◆ **What you are asked to do**
Leaving out all images, write out the records that follow exactly.
>> BEGIN Information shown
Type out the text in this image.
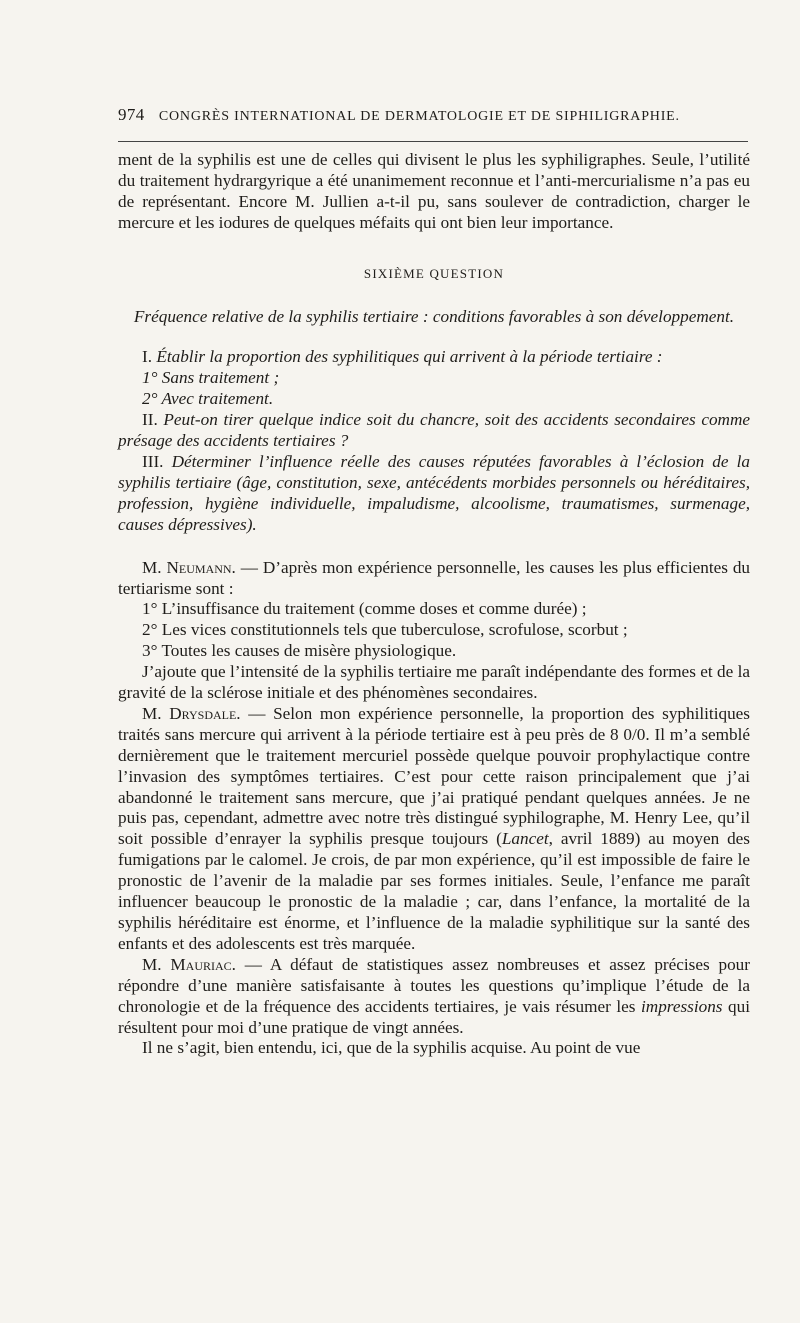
974 CONGRÈS INTERNATIONAL DE DERMATOLOGIE ET DE SIPHILIGRAPHIE.

ment de la syphilis est une de celles qui divisent le plus les syphiligraphes. Seule, l’utilité du traitement hydrargyrique a été unanimement reconnue et l’anti-mercurialisme n’a pas eu de représentant. Encore M. Jullien a-t-il pu, sans soulever de contradiction, charger le mercure et les iodures de quelques méfaits qui ont bien leur importance.

SIXIÈME QUESTION

Fréquence relative de la syphilis tertiaire : conditions favorables à son développement.

I. Établir la proportion des syphilitiques qui arrivent à la période tertiaire :

1° Sans traitement ;

2° Avec traitement.

II. Peut-on tirer quelque indice soit du chancre, soit des accidents secondaires comme présage des accidents tertiaires ?

III. Déterminer l’influence réelle des causes réputées favorables à l’éclosion de la syphilis tertiaire (âge, constitution, sexe, antécédents morbides personnels ou héréditaires, profession, hygiène individuelle, impaludisme, alcoolisme, traumatismes, surmenage, causes dépressives).

M. Neumann. — D’après mon expérience personnelle, les causes les plus efficientes du tertiarisme sont :

1° L’insuffisance du traitement (comme doses et comme durée) ;

2° Les vices constitutionnels tels que tuberculose, scrofulose, scorbut ;

3° Toutes les causes de misère physiologique.

J’ajoute que l’intensité de la syphilis tertiaire me paraît indépendante des formes et de la gravité de la sclérose initiale et des phénomènes secondaires.

M. Drysdale. — Selon mon expérience personnelle, la proportion des syphilitiques traités sans mercure qui arrivent à la période tertiaire est à peu près de 8 0/0. Il m’a semblé dernièrement que le traitement mercuriel possède quelque pouvoir prophylactique contre l’invasion des symptômes tertiaires. C’est pour cette raison principalement que j’ai abandonné le traitement sans mercure, que j’ai pratiqué pendant quelques années. Je ne puis pas, cependant, admettre avec notre très distingué syphilographe, M. Henry Lee, qu’il soit possible d’enrayer la syphilis presque toujours (Lancet, avril 1889) au moyen des fumigations par le calomel. Je crois, de par mon expérience, qu’il est impossible de faire le pronostic de l’avenir de la maladie par ses formes initiales. Seule, l’enfance me paraît influencer beaucoup le pronostic de la maladie ; car, dans l’enfance, la mortalité de la syphilis héréditaire est énorme, et l’influence de la maladie syphilitique sur la santé des enfants et des adolescents est très marquée.

M. Mauriac. — A défaut de statistiques assez nombreuses et assez précises pour répondre d’une manière satisfaisante à toutes les questions qu’implique l’étude de la chronologie et de la fréquence des accidents tertiaires, je vais résumer les impressions qui résultent pour moi d’une pratique de vingt années.

Il ne s’agit, bien entendu, ici, que de la syphilis acquise. Au point de vue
>> END Information shown
◆ **Answer for the task**
Type out the text in this image.
974 CONGRÈS INTERNATIONAL DE DERMATOLOGIE ET DE SIPHILIGRAPHIE.

ment de la syphilis est une de celles qui divisent le plus les syphiligraphes. Seule, l’utilité du traitement hydrargyrique a été unanimement reconnue et l’anti-mercurialisme n’a pas eu de représentant. Encore M. Jullien a-t-il pu, sans soulever de contradiction, charger le mercure et les iodures de quelques méfaits qui ont bien leur importance.

SIXIÈME QUESTION

Fréquence relative de la syphilis tertiaire : conditions favorables à son développement.

I. Établir la proportion des syphilitiques qui arrivent à la période tertiaire :

1° Sans traitement ;

2° Avec traitement.

II. Peut-on tirer quelque indice soit du chancre, soit des accidents secondaires comme présage des accidents tertiaires ?

III. Déterminer l’influence réelle des causes réputées favorables à l’éclosion de la syphilis tertiaire (âge, constitution, sexe, antécédents morbides personnels ou héréditaires, profession, hygiène individuelle, impaludisme, alcoolisme, traumatismes, surmenage, causes dépressives).

M. Neumann. — D’après mon expérience personnelle, les causes les plus efficientes du tertiarisme sont :

1° L’insuffisance du traitement (comme doses et comme durée) ;

2° Les vices constitutionnels tels que tuberculose, scrofulose, scorbut ;

3° Toutes les causes de misère physiologique.

J’ajoute que l’intensité de la syphilis tertiaire me paraît indépendante des formes et de la gravité de la sclérose initiale et des phénomènes secondaires.

M. Drysdale. — Selon mon expérience personnelle, la proportion des syphilitiques traités sans mercure qui arrivent à la période tertiaire est à peu près de 8 0/0. Il m’a semblé dernièrement que le traitement mercuriel possède quelque pouvoir prophylactique contre l’invasion des symptômes tertiaires. C’est pour cette raison principalement que j’ai abandonné le traitement sans mercure, que j’ai pratiqué pendant quelques années. Je ne puis pas, cependant, admettre avec notre très distingué syphilographe, M. Henry Lee, qu’il soit possible d’enrayer la syphilis presque toujours (Lancet, avril 1889) au moyen des fumigations par le calomel. Je crois, de par mon expérience, qu’il est impossible de faire le pronostic de l’avenir de la maladie par ses formes initiales. Seule, l’enfance me paraît influencer beaucoup le pronostic de la maladie ; car, dans l’enfance, la mortalité de la syphilis héréditaire est énorme, et l’influence de la maladie syphilitique sur la santé des enfants et des adolescents est très marquée.

M. Mauriac. — A défaut de statistiques assez nombreuses et assez précises pour répondre d’une manière satisfaisante à toutes les questions qu’implique l’étude de la chronologie et de la fréquence des accidents tertiaires, je vais résumer les impressions qui résultent pour moi d’une pratique de vingt années.

Il ne s’agit, bien entendu, ici, que de la syphilis acquise. Au point de vue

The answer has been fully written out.